数据列表:
◆ ◆ ◆ ◆ ◆ ◆ ◆
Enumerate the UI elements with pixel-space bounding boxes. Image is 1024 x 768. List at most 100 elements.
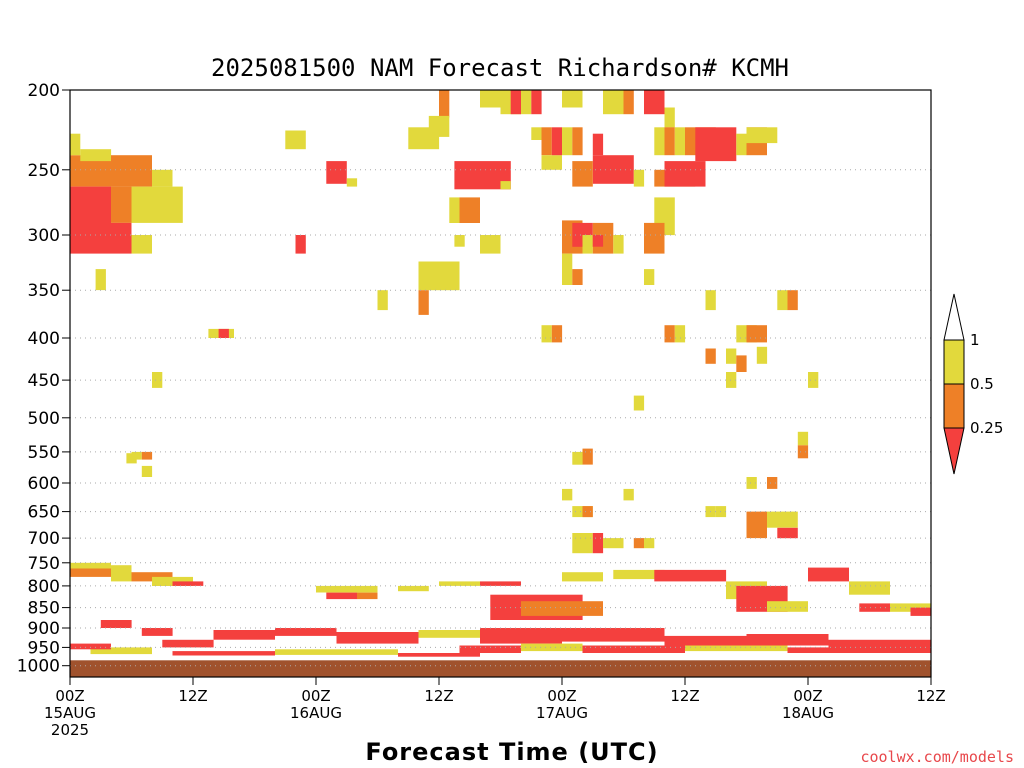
heat-cell	[398, 653, 480, 657]
heat-cell	[510, 90, 521, 115]
heat-cell	[746, 511, 767, 539]
heat-cell	[531, 90, 542, 115]
x-tick-label: 12Z	[424, 687, 453, 705]
y-tick-label: 550	[28, 443, 60, 463]
heat-cell	[797, 431, 809, 446]
heat-cell	[644, 222, 665, 254]
legend-label: 0.25	[970, 419, 1003, 437]
heat-cell	[80, 149, 112, 162]
heat-cell	[377, 290, 388, 311]
heat-cell	[172, 651, 275, 656]
legend-open-top	[943, 293, 965, 341]
heat-cell	[439, 90, 450, 118]
heat-cell	[162, 639, 214, 648]
heat-cell	[131, 572, 173, 582]
x-tick-label: 00Z	[547, 687, 576, 705]
heat-cell	[592, 235, 604, 247]
heat-cell	[454, 235, 465, 247]
y-tick-label: 200	[28, 81, 60, 101]
heat-cell	[500, 181, 511, 190]
heat-cell	[285, 130, 306, 150]
heat-cell	[521, 643, 583, 652]
heat-cell	[100, 620, 132, 628]
heat-cell	[326, 592, 358, 600]
heat-cell	[767, 601, 808, 612]
heat-cell	[418, 290, 429, 315]
heat-cell	[111, 565, 132, 582]
y-tick-label: 300	[28, 226, 60, 246]
heat-cell	[582, 506, 593, 518]
heat-cell	[336, 632, 419, 644]
heat-cell	[746, 127, 778, 144]
heat-cell	[808, 372, 819, 388]
heat-cell	[572, 533, 593, 554]
heat-cell	[695, 127, 737, 162]
heat-cell	[541, 325, 552, 343]
heat-cell	[131, 235, 152, 254]
heat-cell	[623, 90, 634, 115]
heat-cell	[326, 161, 347, 184]
heat-cell	[654, 127, 665, 156]
heat-cell	[111, 155, 152, 187]
heat-cell	[859, 603, 891, 612]
heat-cell	[141, 451, 153, 460]
heat-cell	[633, 538, 645, 549]
y-tick-label: 500	[28, 409, 60, 429]
heat-cell	[551, 127, 563, 156]
x-tick-label: 15AUG	[44, 704, 96, 722]
heat-cell	[705, 290, 716, 311]
plot-frame	[69, 89, 932, 678]
heat-cell	[664, 107, 675, 128]
heat-cell	[674, 127, 686, 156]
heat-cell	[572, 269, 583, 285]
color-legend: 1 0.5 0.25	[943, 293, 1003, 475]
heat-cell	[531, 127, 542, 140]
heat-cell	[582, 448, 593, 465]
heat-cell	[808, 567, 849, 582]
heat-cell	[126, 453, 137, 464]
x-tick-label: 00Z	[55, 687, 84, 705]
heat-cell	[787, 647, 931, 653]
heat-cell	[592, 133, 604, 156]
heat-cell	[152, 372, 163, 388]
heat-cell	[562, 488, 573, 501]
heat-cell	[551, 325, 563, 343]
heat-cell	[480, 628, 562, 644]
heat-cell	[95, 269, 106, 291]
heat-cell	[480, 90, 501, 108]
heat-cell	[849, 581, 890, 595]
y-tick-label: 800	[28, 577, 60, 597]
y-tick-label: 450	[28, 371, 60, 391]
heat-cell	[777, 527, 798, 539]
heat-cell	[633, 169, 645, 187]
ground-fill	[70, 660, 931, 677]
heat-cell	[275, 649, 398, 655]
heat-cell	[70, 562, 111, 569]
x-tick-label: 00Z	[793, 687, 822, 705]
x-tick-label: 17AUG	[536, 704, 588, 722]
source-credit[interactable]: coolwx.com/models	[860, 748, 1014, 766]
heat-cell	[141, 628, 173, 636]
heat-cell	[572, 127, 583, 156]
heat-cell	[613, 569, 665, 580]
heat-cell	[623, 488, 634, 501]
y-tick-label: 950	[28, 638, 60, 658]
dotted-gridlines	[70, 169, 931, 667]
heat-cell	[644, 269, 655, 285]
heat-cell	[70, 186, 111, 254]
heat-cell	[603, 90, 624, 115]
heat-cell	[797, 445, 809, 459]
x-tick-label: 12Z	[670, 687, 699, 705]
y-tick-label: 350	[28, 281, 60, 301]
legend-label: 1	[970, 331, 980, 349]
heat-cell	[767, 511, 798, 528]
heat-cell	[572, 451, 583, 465]
heat-cell	[562, 127, 573, 156]
heat-cell	[428, 115, 450, 137]
heat-cell	[910, 607, 931, 616]
y-tick-label: 650	[28, 503, 60, 523]
heat-cell	[521, 90, 532, 115]
heat-cell	[398, 585, 429, 592]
◆ ◆ ◆ ◆ ◆ ◆ ◆
▸ **任务要求**
把上面所有记录里的“x-tick-label”一律改成“x-axis-label”，其余内容保持不变，重新给出这些行。图片不要放进答案。

▸ **完整输出**
Enumerate the UI elements with pixel-space bounding boxes. Image is 1024 x 768. List at most 100 elements.
heat-cell	[398, 653, 480, 657]
heat-cell	[510, 90, 521, 115]
heat-cell	[746, 511, 767, 539]
heat-cell	[531, 90, 542, 115]
x-axis-label: 12Z	[424, 687, 453, 705]
y-tick-label: 550	[28, 443, 60, 463]
heat-cell	[797, 431, 809, 446]
heat-cell	[644, 222, 665, 254]
legend-label: 0.25	[970, 419, 1003, 437]
heat-cell	[80, 149, 112, 162]
heat-cell	[377, 290, 388, 311]
heat-cell	[172, 651, 275, 656]
legend-open-top	[943, 293, 965, 341]
heat-cell	[439, 90, 450, 118]
heat-cell	[162, 639, 214, 648]
heat-cell	[131, 572, 173, 582]
x-axis-label: 00Z	[547, 687, 576, 705]
heat-cell	[592, 235, 604, 247]
heat-cell	[454, 235, 465, 247]
y-tick-label: 200	[28, 81, 60, 101]
heat-cell	[500, 181, 511, 190]
heat-cell	[285, 130, 306, 150]
heat-cell	[521, 643, 583, 652]
heat-cell	[100, 620, 132, 628]
heat-cell	[326, 592, 358, 600]
heat-cell	[767, 601, 808, 612]
heat-cell	[418, 290, 429, 315]
heat-cell	[111, 565, 132, 582]
y-tick-label: 300	[28, 226, 60, 246]
heat-cell	[582, 506, 593, 518]
heat-cell	[336, 632, 419, 644]
heat-cell	[746, 127, 778, 144]
heat-cell	[808, 372, 819, 388]
heat-cell	[572, 533, 593, 554]
heat-cell	[695, 127, 737, 162]
heat-cell	[541, 325, 552, 343]
heat-cell	[131, 235, 152, 254]
heat-cell	[623, 90, 634, 115]
heat-cell	[326, 161, 347, 184]
heat-cell	[654, 127, 665, 156]
heat-cell	[111, 155, 152, 187]
heat-cell	[859, 603, 891, 612]
heat-cell	[141, 451, 153, 460]
heat-cell	[633, 538, 645, 549]
y-tick-label: 500	[28, 409, 60, 429]
heat-cell	[551, 127, 563, 156]
x-axis-label: 15AUG	[44, 704, 96, 722]
heat-cell	[705, 290, 716, 311]
plot-frame	[69, 89, 932, 678]
heat-cell	[664, 107, 675, 128]
heat-cell	[674, 127, 686, 156]
heat-cell	[572, 269, 583, 285]
color-legend: 1 0.5 0.25	[943, 293, 1003, 475]
heat-cell	[531, 127, 542, 140]
heat-cell	[582, 448, 593, 465]
heat-cell	[808, 567, 849, 582]
heat-cell	[126, 453, 137, 464]
x-axis-label: 00Z	[55, 687, 84, 705]
heat-cell	[787, 647, 931, 653]
heat-cell	[592, 133, 604, 156]
heat-cell	[152, 372, 163, 388]
heat-cell	[562, 488, 573, 501]
heat-cell	[551, 325, 563, 343]
heat-cell	[480, 628, 562, 644]
heat-cell	[95, 269, 106, 291]
heat-cell	[480, 90, 501, 108]
heat-cell	[849, 581, 890, 595]
y-tick-label: 800	[28, 577, 60, 597]
y-tick-label: 450	[28, 371, 60, 391]
heat-cell	[777, 527, 798, 539]
heat-cell	[633, 169, 645, 187]
ground-fill	[70, 660, 931, 677]
heat-cell	[275, 649, 398, 655]
heat-cell	[70, 562, 111, 569]
x-axis-label: 00Z	[793, 687, 822, 705]
x-axis-label: 17AUG	[536, 704, 588, 722]
source-credit[interactable]: coolwx.com/models	[860, 748, 1014, 766]
heat-cell	[141, 628, 173, 636]
heat-cell	[572, 127, 583, 156]
heat-cell	[613, 569, 665, 580]
heat-cell	[623, 488, 634, 501]
y-tick-label: 950	[28, 638, 60, 658]
dotted-gridlines	[70, 169, 931, 667]
heat-cell	[644, 269, 655, 285]
heat-cell	[70, 186, 111, 254]
heat-cell	[603, 90, 624, 115]
heat-cell	[797, 445, 809, 459]
x-axis-label: 12Z	[670, 687, 699, 705]
y-tick-label: 350	[28, 281, 60, 301]
legend-label: 1	[970, 331, 980, 349]
heat-cell	[767, 511, 798, 528]
heat-cell	[572, 451, 583, 465]
heat-cell	[562, 127, 573, 156]
heat-cell	[428, 115, 450, 137]
heat-cell	[910, 607, 931, 616]
y-tick-label: 650	[28, 503, 60, 523]
heat-cell	[521, 90, 532, 115]
heat-cell	[398, 585, 429, 592]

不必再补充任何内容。